_DATA TO USE_.
------------------------------------
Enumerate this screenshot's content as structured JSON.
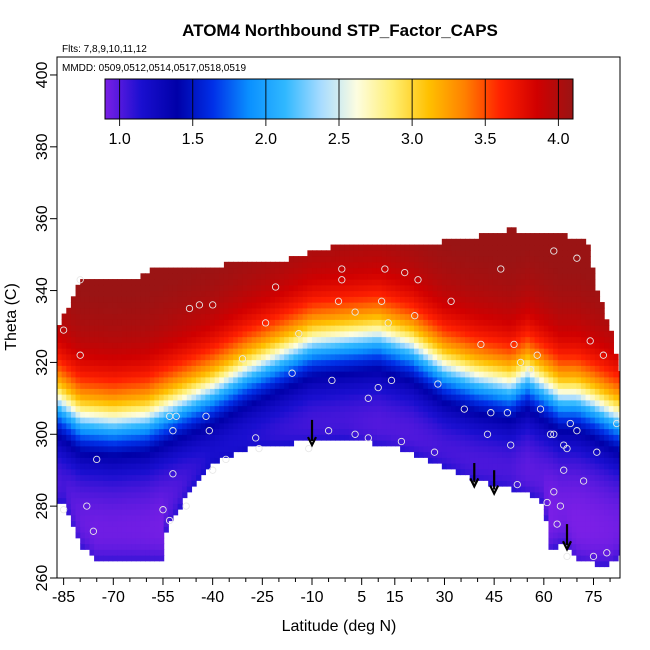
{
  "chart_data": {
    "type": "heatmap",
    "title": "ATOM4 Northbound STP_Factor_CAPS",
    "flights_note": "Flts: 7,8,9,10,11,12",
    "dates_note": "MMDD: 0509,0512,0514,0517,0518,0519",
    "xlabel": "Latitude (deg N)",
    "ylabel": "Theta (C)",
    "xlim": [
      -87,
      83
    ],
    "ylim": [
      260,
      405
    ],
    "x_ticks": [
      -85,
      -70,
      -55,
      -40,
      -25,
      -10,
      5,
      15,
      30,
      45,
      60,
      75
    ],
    "x_tick_labels": [
      "-85",
      "-70",
      "-55",
      "-40",
      "-25",
      "-10",
      "5",
      "15",
      "30",
      "45",
      "60",
      "75"
    ],
    "y_ticks": [
      260,
      280,
      300,
      320,
      340,
      360,
      380,
      400
    ],
    "y_tick_labels": [
      "260",
      "280",
      "300",
      "320",
      "340",
      "360",
      "380",
      "400"
    ],
    "colorbar": {
      "range": [
        0.9,
        4.1
      ],
      "ticks": [
        1.0,
        1.5,
        2.0,
        2.5,
        3.0,
        3.5,
        4.0
      ],
      "tick_labels": [
        "1.0",
        "1.5",
        "2.0",
        "2.5",
        "3.0",
        "3.5",
        "4.0"
      ],
      "colors": [
        "#7a1fe6",
        "#1a0fd0",
        "#0000a8",
        "#0030e8",
        "#0a90ff",
        "#30b8ff",
        "#a8dcff",
        "#fdfde0",
        "#ffee70",
        "#ffc000",
        "#ff8000",
        "#ff2000",
        "#d00000",
        "#9a1414"
      ]
    },
    "top_boundary": [
      [
        -87,
        329
      ],
      [
        -80,
        343
      ],
      [
        -65,
        343
      ],
      [
        -55,
        347
      ],
      [
        -40,
        347
      ],
      [
        -20,
        348
      ],
      [
        -5,
        352
      ],
      [
        10,
        353
      ],
      [
        25,
        353
      ],
      [
        40,
        355
      ],
      [
        50,
        357
      ],
      [
        60,
        356
      ],
      [
        68,
        355
      ],
      [
        73,
        355
      ],
      [
        76,
        340
      ],
      [
        80,
        330
      ],
      [
        83,
        318
      ]
    ],
    "bottom_boundary": [
      [
        -85,
        281
      ],
      [
        -80,
        269
      ],
      [
        -75,
        265
      ],
      [
        -55,
        265
      ],
      [
        -54,
        274
      ],
      [
        -47,
        284
      ],
      [
        -40,
        292
      ],
      [
        -30,
        296
      ],
      [
        -20,
        297
      ],
      [
        -10,
        298.5
      ],
      [
        0,
        299
      ],
      [
        5,
        298
      ],
      [
        12,
        297
      ],
      [
        20,
        295
      ],
      [
        30,
        291
      ],
      [
        40,
        287
      ],
      [
        50,
        285
      ],
      [
        57,
        283
      ],
      [
        60,
        281
      ],
      [
        62,
        268
      ],
      [
        66,
        270
      ],
      [
        70,
        265
      ],
      [
        75,
        264
      ],
      [
        80,
        264
      ],
      [
        83,
        266
      ]
    ],
    "midline_25": [
      [
        -87,
        310
      ],
      [
        -80,
        305
      ],
      [
        -70,
        304
      ],
      [
        -60,
        305
      ],
      [
        -50,
        309
      ],
      [
        -40,
        313
      ],
      [
        -30,
        318
      ],
      [
        -20,
        322
      ],
      [
        -10,
        326
      ],
      [
        0,
        327
      ],
      [
        10,
        328
      ],
      [
        20,
        325
      ],
      [
        25,
        322
      ],
      [
        30,
        319
      ],
      [
        40,
        316
      ],
      [
        50,
        314
      ],
      [
        55,
        317
      ],
      [
        60,
        314
      ],
      [
        65,
        311
      ],
      [
        70,
        311
      ],
      [
        75,
        309
      ],
      [
        83,
        305
      ]
    ],
    "flight_arrows": [
      {
        "lat": -10,
        "theta_top": 304,
        "theta_tip": 297
      },
      {
        "lat": 39,
        "theta_top": 292,
        "theta_tip": 285.5
      },
      {
        "lat": 45,
        "theta_top": 290,
        "theta_tip": 283.5
      },
      {
        "lat": 67,
        "theta_top": 275,
        "theta_tip": 268
      }
    ],
    "sample_points": [
      [
        -85,
        329
      ],
      [
        -80,
        322
      ],
      [
        -80,
        343
      ],
      [
        -85,
        279
      ],
      [
        -78,
        280
      ],
      [
        -76,
        273
      ],
      [
        -75,
        293
      ],
      [
        -55,
        279
      ],
      [
        -53,
        305
      ],
      [
        -52,
        301
      ],
      [
        -51,
        305
      ],
      [
        -52,
        289
      ],
      [
        -53,
        276
      ],
      [
        -48,
        280
      ],
      [
        -47,
        335
      ],
      [
        -44,
        336
      ],
      [
        -42,
        305
      ],
      [
        -41,
        301
      ],
      [
        -40,
        336
      ],
      [
        -40,
        290
      ],
      [
        -36,
        293
      ],
      [
        -31,
        321
      ],
      [
        -27,
        299
      ],
      [
        -26,
        296
      ],
      [
        -24,
        331
      ],
      [
        -21,
        341
      ],
      [
        -16,
        317
      ],
      [
        -14,
        328
      ],
      [
        -11,
        296
      ],
      [
        -5,
        301
      ],
      [
        -4,
        315
      ],
      [
        -2,
        337
      ],
      [
        -1,
        346
      ],
      [
        -1,
        343
      ],
      [
        3,
        300
      ],
      [
        3,
        334
      ],
      [
        7,
        299
      ],
      [
        7,
        310
      ],
      [
        10,
        313
      ],
      [
        11,
        337
      ],
      [
        12,
        346
      ],
      [
        13,
        331
      ],
      [
        14,
        315
      ],
      [
        17,
        298
      ],
      [
        18,
        345
      ],
      [
        21,
        333
      ],
      [
        22,
        343
      ],
      [
        27,
        295
      ],
      [
        28,
        314
      ],
      [
        32,
        337
      ],
      [
        36,
        307
      ],
      [
        41,
        325
      ],
      [
        43,
        300
      ],
      [
        47,
        346
      ],
      [
        44,
        306
      ],
      [
        49,
        306
      ],
      [
        50,
        297
      ],
      [
        52,
        286
      ],
      [
        51,
        325
      ],
      [
        53,
        320
      ],
      [
        56,
        318
      ],
      [
        58,
        322
      ],
      [
        59,
        307
      ],
      [
        61,
        281
      ],
      [
        62,
        300
      ],
      [
        63,
        300
      ],
      [
        63,
        351
      ],
      [
        63,
        284
      ],
      [
        64,
        275
      ],
      [
        65,
        280
      ],
      [
        66,
        297
      ],
      [
        66,
        290
      ],
      [
        67,
        296
      ],
      [
        67,
        266
      ],
      [
        68,
        303
      ],
      [
        70,
        301
      ],
      [
        70,
        349
      ],
      [
        72,
        287
      ],
      [
        74,
        326
      ],
      [
        75,
        266
      ],
      [
        76,
        295
      ],
      [
        78,
        322
      ],
      [
        79,
        267
      ],
      [
        82,
        303
      ]
    ]
  }
}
------------------------------------
_DIRECTIVE_. Each entry should be repeated exactly as it appears; the pictures stay out.

_THE REPLY_.
Enumerate this screenshot's content as structured JSON.
{
  "chart_data": {
    "type": "heatmap",
    "title": "ATOM4 Northbound STP_Factor_CAPS",
    "flights_note": "Flts: 7,8,9,10,11,12",
    "dates_note": "MMDD: 0509,0512,0514,0517,0518,0519",
    "xlabel": "Latitude (deg N)",
    "ylabel": "Theta (C)",
    "xlim": [
      -87,
      83
    ],
    "ylim": [
      260,
      405
    ],
    "x_ticks": [
      -85,
      -70,
      -55,
      -40,
      -25,
      -10,
      5,
      15,
      30,
      45,
      60,
      75
    ],
    "x_tick_labels": [
      "-85",
      "-70",
      "-55",
      "-40",
      "-25",
      "-10",
      "5",
      "15",
      "30",
      "45",
      "60",
      "75"
    ],
    "y_ticks": [
      260,
      280,
      300,
      320,
      340,
      360,
      380,
      400
    ],
    "y_tick_labels": [
      "260",
      "280",
      "300",
      "320",
      "340",
      "360",
      "380",
      "400"
    ],
    "colorbar": {
      "range": [
        0.9,
        4.1
      ],
      "ticks": [
        1.0,
        1.5,
        2.0,
        2.5,
        3.0,
        3.5,
        4.0
      ],
      "tick_labels": [
        "1.0",
        "1.5",
        "2.0",
        "2.5",
        "3.0",
        "3.5",
        "4.0"
      ],
      "colors": [
        "#7a1fe6",
        "#1a0fd0",
        "#0000a8",
        "#0030e8",
        "#0a90ff",
        "#30b8ff",
        "#a8dcff",
        "#fdfde0",
        "#ffee70",
        "#ffc000",
        "#ff8000",
        "#ff2000",
        "#d00000",
        "#9a1414"
      ]
    },
    "top_boundary": [
      [
        -87,
        329
      ],
      [
        -80,
        343
      ],
      [
        -65,
        343
      ],
      [
        -55,
        347
      ],
      [
        -40,
        347
      ],
      [
        -20,
        348
      ],
      [
        -5,
        352
      ],
      [
        10,
        353
      ],
      [
        25,
        353
      ],
      [
        40,
        355
      ],
      [
        50,
        357
      ],
      [
        60,
        356
      ],
      [
        68,
        355
      ],
      [
        73,
        355
      ],
      [
        76,
        340
      ],
      [
        80,
        330
      ],
      [
        83,
        318
      ]
    ],
    "bottom_boundary": [
      [
        -85,
        281
      ],
      [
        -80,
        269
      ],
      [
        -75,
        265
      ],
      [
        -55,
        265
      ],
      [
        -54,
        274
      ],
      [
        -47,
        284
      ],
      [
        -40,
        292
      ],
      [
        -30,
        296
      ],
      [
        -20,
        297
      ],
      [
        -10,
        298.5
      ],
      [
        0,
        299
      ],
      [
        5,
        298
      ],
      [
        12,
        297
      ],
      [
        20,
        295
      ],
      [
        30,
        291
      ],
      [
        40,
        287
      ],
      [
        50,
        285
      ],
      [
        57,
        283
      ],
      [
        60,
        281
      ],
      [
        62,
        268
      ],
      [
        66,
        270
      ],
      [
        70,
        265
      ],
      [
        75,
        264
      ],
      [
        80,
        264
      ],
      [
        83,
        266
      ]
    ],
    "midline_25": [
      [
        -87,
        310
      ],
      [
        -80,
        305
      ],
      [
        -70,
        304
      ],
      [
        -60,
        305
      ],
      [
        -50,
        309
      ],
      [
        -40,
        313
      ],
      [
        -30,
        318
      ],
      [
        -20,
        322
      ],
      [
        -10,
        326
      ],
      [
        0,
        327
      ],
      [
        10,
        328
      ],
      [
        20,
        325
      ],
      [
        25,
        322
      ],
      [
        30,
        319
      ],
      [
        40,
        316
      ],
      [
        50,
        314
      ],
      [
        55,
        317
      ],
      [
        60,
        314
      ],
      [
        65,
        311
      ],
      [
        70,
        311
      ],
      [
        75,
        309
      ],
      [
        83,
        305
      ]
    ],
    "flight_arrows": [
      {
        "lat": -10,
        "theta_top": 304,
        "theta_tip": 297
      },
      {
        "lat": 39,
        "theta_top": 292,
        "theta_tip": 285.5
      },
      {
        "lat": 45,
        "theta_top": 290,
        "theta_tip": 283.5
      },
      {
        "lat": 67,
        "theta_top": 275,
        "theta_tip": 268
      }
    ],
    "sample_points": [
      [
        -85,
        329
      ],
      [
        -80,
        322
      ],
      [
        -80,
        343
      ],
      [
        -85,
        279
      ],
      [
        -78,
        280
      ],
      [
        -76,
        273
      ],
      [
        -75,
        293
      ],
      [
        -55,
        279
      ],
      [
        -53,
        305
      ],
      [
        -52,
        301
      ],
      [
        -51,
        305
      ],
      [
        -52,
        289
      ],
      [
        -53,
        276
      ],
      [
        -48,
        280
      ],
      [
        -47,
        335
      ],
      [
        -44,
        336
      ],
      [
        -42,
        305
      ],
      [
        -41,
        301
      ],
      [
        -40,
        336
      ],
      [
        -40,
        290
      ],
      [
        -36,
        293
      ],
      [
        -31,
        321
      ],
      [
        -27,
        299
      ],
      [
        -26,
        296
      ],
      [
        -24,
        331
      ],
      [
        -21,
        341
      ],
      [
        -16,
        317
      ],
      [
        -14,
        328
      ],
      [
        -11,
        296
      ],
      [
        -5,
        301
      ],
      [
        -4,
        315
      ],
      [
        -2,
        337
      ],
      [
        -1,
        346
      ],
      [
        -1,
        343
      ],
      [
        3,
        300
      ],
      [
        3,
        334
      ],
      [
        7,
        299
      ],
      [
        7,
        310
      ],
      [
        10,
        313
      ],
      [
        11,
        337
      ],
      [
        12,
        346
      ],
      [
        13,
        331
      ],
      [
        14,
        315
      ],
      [
        17,
        298
      ],
      [
        18,
        345
      ],
      [
        21,
        333
      ],
      [
        22,
        343
      ],
      [
        27,
        295
      ],
      [
        28,
        314
      ],
      [
        32,
        337
      ],
      [
        36,
        307
      ],
      [
        41,
        325
      ],
      [
        43,
        300
      ],
      [
        47,
        346
      ],
      [
        44,
        306
      ],
      [
        49,
        306
      ],
      [
        50,
        297
      ],
      [
        52,
        286
      ],
      [
        51,
        325
      ],
      [
        53,
        320
      ],
      [
        56,
        318
      ],
      [
        58,
        322
      ],
      [
        59,
        307
      ],
      [
        61,
        281
      ],
      [
        62,
        300
      ],
      [
        63,
        300
      ],
      [
        63,
        351
      ],
      [
        63,
        284
      ],
      [
        64,
        275
      ],
      [
        65,
        280
      ],
      [
        66,
        297
      ],
      [
        66,
        290
      ],
      [
        67,
        296
      ],
      [
        67,
        266
      ],
      [
        68,
        303
      ],
      [
        70,
        301
      ],
      [
        70,
        349
      ],
      [
        72,
        287
      ],
      [
        74,
        326
      ],
      [
        75,
        266
      ],
      [
        76,
        295
      ],
      [
        78,
        322
      ],
      [
        79,
        267
      ],
      [
        82,
        303
      ]
    ]
  }
}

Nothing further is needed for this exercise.